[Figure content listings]

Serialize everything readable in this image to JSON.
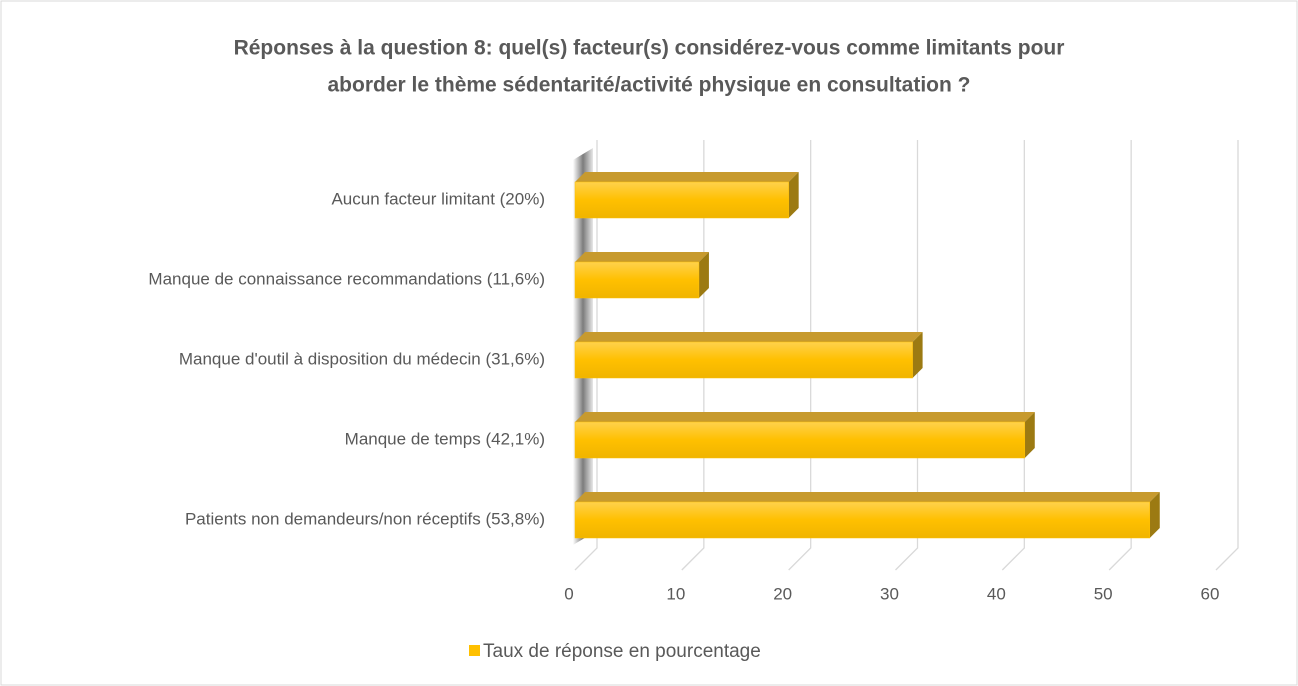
{
  "chart_data": {
    "type": "bar",
    "orientation": "horizontal",
    "title": [
      "Réponses à la question 8: quel(s) facteur(s) considérez-vous comme limitants pour",
      "aborder le thème sédentarité/activité physique en consultation ?"
    ],
    "categories": [
      "Aucun facteur limitant (20%)",
      "Manque de connaissance recommandations (11,6%)",
      "Manque d'outil à disposition du médecin (31,6%)",
      "Manque de temps (42,1%)",
      "Patients non demandeurs/non réceptifs (53,8%)"
    ],
    "series": [
      {
        "name": "Taux de réponse en pourcentage",
        "color": "#ffc000",
        "values": [
          20,
          11.6,
          31.6,
          42.1,
          53.8
        ]
      }
    ],
    "xlim": [
      0,
      60
    ],
    "xticks": [
      0,
      10,
      20,
      30,
      40,
      50,
      60
    ],
    "grid": true,
    "legend": "bottom"
  }
}
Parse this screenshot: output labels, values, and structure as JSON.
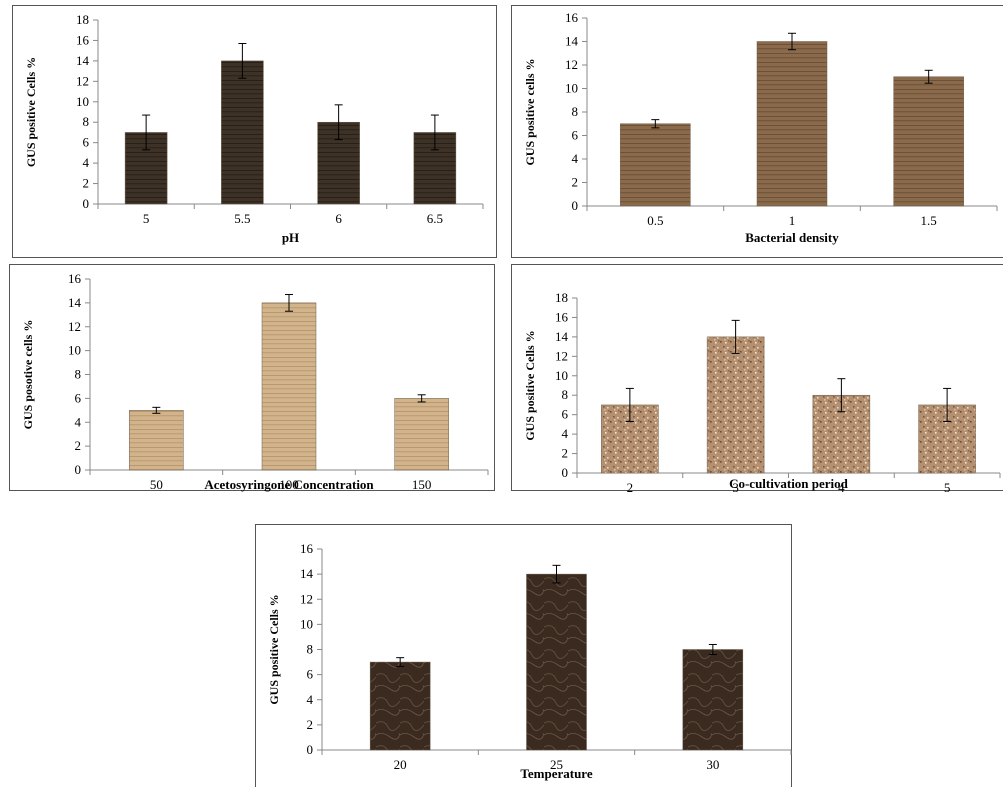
{
  "chart_data": [
    {
      "type": "bar",
      "categories": [
        "5",
        "5.5",
        "6",
        "6.5"
      ],
      "values": [
        7,
        14,
        8,
        7
      ],
      "errors": [
        1.7,
        1.7,
        1.7,
        1.7
      ],
      "xlabel": "pH",
      "ylabel": "GUS positive Cells %",
      "ylim": [
        0,
        18
      ],
      "yticks": [
        "0",
        "2",
        "4",
        "6",
        "8",
        "10",
        "12",
        "14",
        "16",
        "18"
      ],
      "grid": false,
      "bar_color": "#3e3226"
    },
    {
      "type": "bar",
      "categories": [
        "0.5",
        "1",
        "1.5"
      ],
      "values": [
        7,
        14,
        11
      ],
      "errors": [
        0.35,
        0.7,
        0.55
      ],
      "xlabel": "Bacterial density",
      "ylabel": "GUS positive cells %",
      "ylim": [
        0,
        16
      ],
      "yticks": [
        "0",
        "2",
        "4",
        "6",
        "8",
        "10",
        "12",
        "14",
        "16"
      ],
      "grid": false,
      "bar_color": "#8a6a4a"
    },
    {
      "type": "bar",
      "categories": [
        "50",
        "100",
        "150"
      ],
      "values": [
        5,
        14,
        6
      ],
      "errors": [
        0.25,
        0.7,
        0.3
      ],
      "xlabel": "Acetosyringone Concentration",
      "ylabel": "GUS posotive cells %",
      "ylim": [
        0,
        16
      ],
      "yticks": [
        "0",
        "2",
        "4",
        "6",
        "8",
        "10",
        "12",
        "14",
        "16"
      ],
      "grid": false,
      "bar_color": "#d2b48c"
    },
    {
      "type": "bar",
      "categories": [
        "2",
        "3",
        "4",
        "5"
      ],
      "values": [
        7,
        14,
        8,
        7
      ],
      "errors": [
        1.7,
        1.7,
        1.7,
        1.7
      ],
      "xlabel": "Co-cultivation period",
      "ylabel": "GUS positive Cells %",
      "ylim": [
        0,
        18
      ],
      "yticks": [
        "0",
        "2",
        "4",
        "6",
        "8",
        "10",
        "12",
        "14",
        "16",
        "18"
      ],
      "grid": false,
      "bar_color": "#b49070"
    },
    {
      "type": "bar",
      "categories": [
        "20",
        "25",
        "30"
      ],
      "values": [
        7,
        14,
        8
      ],
      "errors": [
        0.35,
        0.7,
        0.4
      ],
      "xlabel": "Temperature",
      "ylabel": "GUS positive Cells %",
      "ylim": [
        0,
        16
      ],
      "yticks": [
        "0",
        "2",
        "4",
        "6",
        "8",
        "10",
        "12",
        "14",
        "16"
      ],
      "grid": false,
      "bar_color": "#3a2a20"
    }
  ]
}
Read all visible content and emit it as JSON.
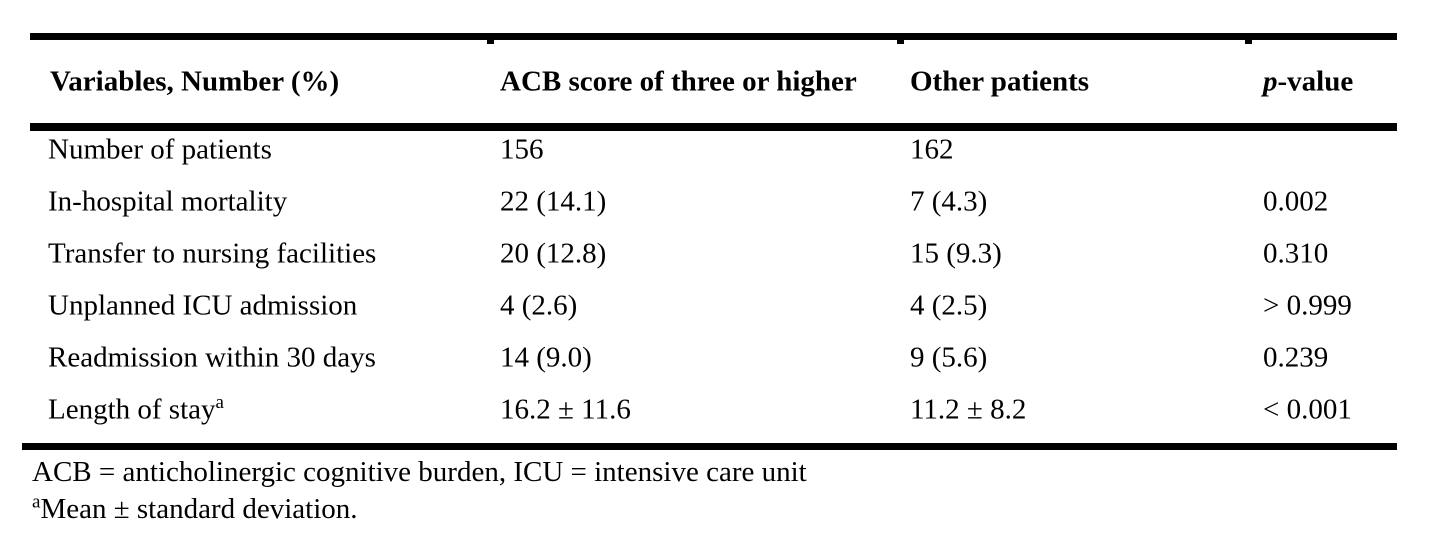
{
  "colors": {
    "background": "#ffffff",
    "text": "#000000",
    "rule": "#000000"
  },
  "table": {
    "header": {
      "col1": "Variables, Number (%)",
      "col2": "ACB score of three or higher",
      "col3": "Other patients",
      "col4_italic": "p",
      "col4_rest": "-value"
    },
    "rows": [
      {
        "variable": "Number of patients",
        "sup": "",
        "acb": "156",
        "other": "162",
        "p": ""
      },
      {
        "variable": "In-hospital mortality",
        "sup": "",
        "acb": "22 (14.1)",
        "other": "7 (4.3)",
        "p": "0.002"
      },
      {
        "variable": "Transfer to nursing facilities",
        "sup": "",
        "acb": "20 (12.8)",
        "other": "15 (9.3)",
        "p": "0.310"
      },
      {
        "variable": "Unplanned ICU admission",
        "sup": "",
        "acb": "4 (2.6)",
        "other": "4 (2.5)",
        "p": "> 0.999"
      },
      {
        "variable": "Readmission within 30 days",
        "sup": "",
        "acb": "14 (9.0)",
        "other": "9 (5.6)",
        "p": "0.239"
      },
      {
        "variable": "Length of stay",
        "sup": "a",
        "acb": "16.2 ± 11.6",
        "other": "11.2 ± 8.2",
        "p": "< 0.001"
      }
    ],
    "footnotes": [
      {
        "sup": "",
        "text": "ACB = anticholinergic cognitive burden, ICU = intensive care unit"
      },
      {
        "sup": "a",
        "text": "Mean ± standard deviation."
      }
    ]
  }
}
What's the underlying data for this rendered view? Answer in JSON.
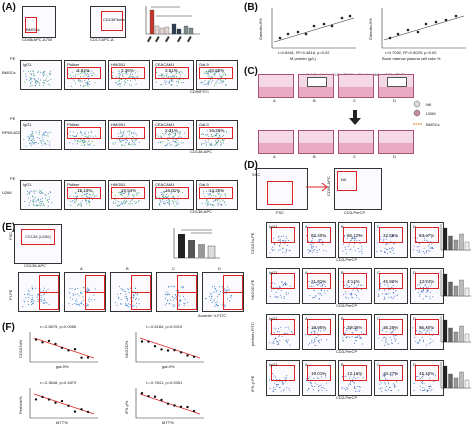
{
  "panels": {
    "A": "(A)",
    "B": "(B)",
    "C": "(C)",
    "D": "(D)",
    "E": "(E)",
    "F": "(F)"
  },
  "panelA": {
    "top": {
      "bmscs": "BMSCs",
      "cd138": "CD138°bela",
      "cd45": "CD45/APC-A700",
      "cd17": "CD17/APC-A"
    },
    "rows": [
      {
        "label": "BMSCs",
        "values": [
          "3.84%",
          "3.36%",
          "3.51%",
          "20.80%"
        ]
      },
      {
        "label": "RPMI-8226",
        "values": [
          "",
          "",
          "2.31%",
          "16.26%"
        ]
      },
      {
        "label": "U266",
        "values": [
          "15.10%",
          "19.54%",
          "16.01%",
          "14.26%"
        ]
      }
    ],
    "cols": [
      "IgG1",
      "Ptdlser",
      "HMGB1",
      "CEACAM1",
      "Gal-9"
    ],
    "pe": "PE",
    "axes": [
      "CD90FITC",
      "CD138-APC",
      "CD138-APC"
    ],
    "bar_colors": [
      "#c0392b",
      "#2c3e50",
      "#7f8c8d"
    ]
  },
  "panelB": {
    "ylabel": "Galectin-9%",
    "left": {
      "xlabel": "M protein (g/L)",
      "stat": "r=0.6941, R²=0.4818, p=0.02"
    },
    "right": {
      "xlabel": "Bone marrow plasma cell ratio %",
      "stat": "r=0.7092, R²=0.5029, p=0.02"
    }
  },
  "panelC": {
    "top_insert": "Gal-9 inhibitor\n(0.5h, 25 C)",
    "legend": [
      "NK",
      "U266",
      "BMSCs"
    ],
    "wells": [
      "A",
      "B",
      "C",
      "D"
    ]
  },
  "panelD": {
    "fsc": "FSC",
    "ssc": "SSC",
    "nk": "NK",
    "cd3": "CD3-PerCP",
    "cd56": "CD56-APC",
    "cols": [
      "IgG1",
      "A",
      "B",
      "C",
      "D"
    ],
    "rows": [
      {
        "ylabel": "CD107a-PE",
        "values": [
          "",
          "83.40%",
          "36.12%",
          "32.25%",
          "53.47%"
        ]
      },
      {
        "ylabel": "NKG2D-PE",
        "values": [
          "",
          "21.01%",
          "4.14%",
          "45.90%",
          "13.74%"
        ]
      },
      {
        "ylabel": "perforin-FITC",
        "values": [
          "",
          "19.95%",
          "39.35%",
          "15.25%",
          "56.40%"
        ]
      },
      {
        "ylabel": "IFN-γ-PE",
        "values": [
          "",
          "10.01%",
          "13.15%",
          "13.27%",
          "45.10%"
        ]
      }
    ],
    "xlabel": "CD3-PerCP"
  },
  "panelE": {
    "gate": "CD138 (U266)",
    "xlabel": "CD138-APC",
    "ylabel": "FSC",
    "cols": [
      "A",
      "B",
      "C",
      "D"
    ],
    "bottom_x": "Annexin V-FITC",
    "bottom_y": "PI-PE"
  },
  "panelF": {
    "plots": [
      {
        "stat": "r=-0.5875, p=0.0056",
        "xlabel": "gal-9%",
        "ylabel": "CD107a%"
      },
      {
        "stat": "r=-0.6184, p=0.0019",
        "xlabel": "gal-9%",
        "ylabel": "NKG2D%"
      },
      {
        "stat": "r=-0.3848, p=0.4879",
        "xlabel": "MTT%",
        "ylabel": "Perforin%"
      },
      {
        "stat": "r=-0.7841, p=0.0051",
        "xlabel": "MTT%",
        "ylabel": "IFN-γ%"
      }
    ]
  }
}
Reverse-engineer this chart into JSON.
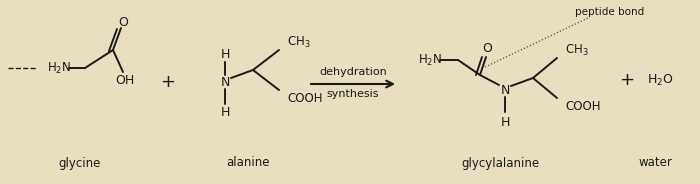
{
  "bg_color": "#e8dfc0",
  "text_color": "#1a1a1a",
  "line_color": "#1a1a1a",
  "dot_color": "#555544",
  "figsize": [
    7.0,
    1.84
  ],
  "dpi": 100,
  "glycine_label": "glycine",
  "alanine_label": "alanine",
  "glycylalanine_label": "glycylalanine",
  "water_label": "water",
  "dehydration_label": "dehydration",
  "synthesis_label": "synthesis",
  "peptide_bond_label": "peptide bond"
}
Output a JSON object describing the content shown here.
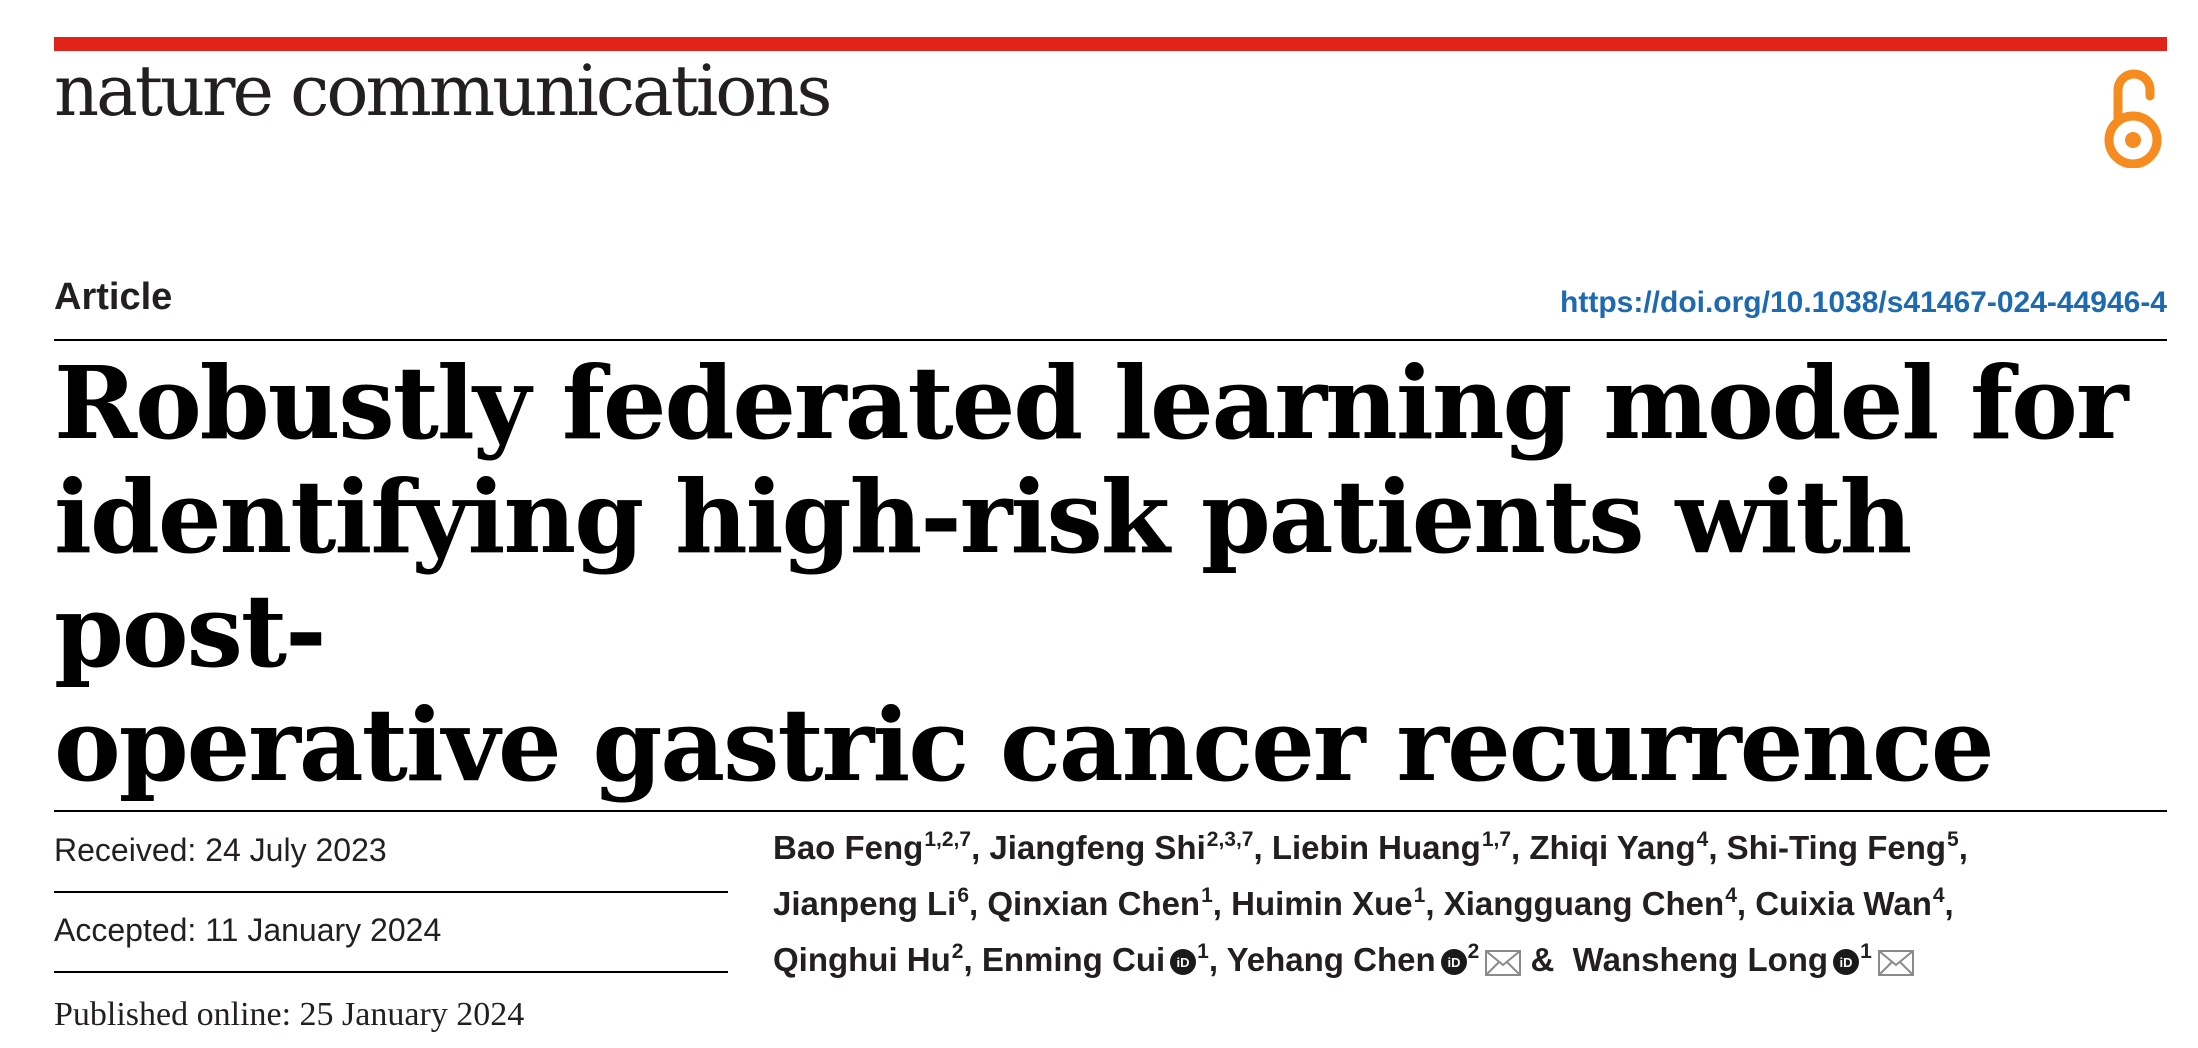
{
  "journal": "nature communications",
  "article_type": "Article",
  "doi": "https://doi.org/10.1038/s41467-024-44946-4",
  "title_lines": [
    "Robustly federated learning model for",
    "identifying high-risk patients with post-",
    "operative gastric cancer recurrence"
  ],
  "dates": {
    "received": "Received: 24 July 2023",
    "accepted": "Accepted: 11 January 2024",
    "published": "Published online: 25 January 2024"
  },
  "authors": [
    {
      "name": "Bao Feng",
      "aff": "1,2,7",
      "sep": ", "
    },
    {
      "name": "Jiangfeng Shi",
      "aff": "2,3,7",
      "sep": ", "
    },
    {
      "name": "Liebin Huang",
      "aff": "1,7",
      "sep": ", "
    },
    {
      "name": "Zhiqi Yang",
      "aff": "4",
      "sep": ", "
    },
    {
      "name": "Shi-Ting Feng",
      "aff": "5",
      "sep": ","
    },
    {
      "name": "Jianpeng Li",
      "aff": "6",
      "sep": ", "
    },
    {
      "name": "Qinxian Chen",
      "aff": "1",
      "sep": ", "
    },
    {
      "name": "Huimin Xue",
      "aff": "1",
      "sep": ", "
    },
    {
      "name": "Xiangguang Chen",
      "aff": "4",
      "sep": ", "
    },
    {
      "name": "Cuixia Wan",
      "aff": "4",
      "sep": ","
    },
    {
      "name": "Qinghui Hu",
      "aff": "2",
      "sep": ", "
    },
    {
      "name": "Enming Cui",
      "aff": "1",
      "orcid": true,
      "sep": ", "
    },
    {
      "name": "Yehang Chen",
      "aff": "2",
      "orcid": true,
      "mail": true,
      "sep": " & "
    },
    {
      "name": "Wansheng Long",
      "aff": "1",
      "orcid": true,
      "mail": true,
      "sep": ""
    }
  ],
  "colors": {
    "accent_bar": "#e2231a",
    "open_access_icon": "#f68b1f",
    "doi_link": "#1d6ab0"
  },
  "icons": [
    "open-access-icon",
    "orcid-icon",
    "mail-icon"
  ]
}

[ACTIVITY]: If the word "Chen" is on a line above, return that line.

[ANSWER SECTION]:
      "name": "Qinxian Chen",
      "name": "Xiangguang Chen",
      "name": "Yehang Chen",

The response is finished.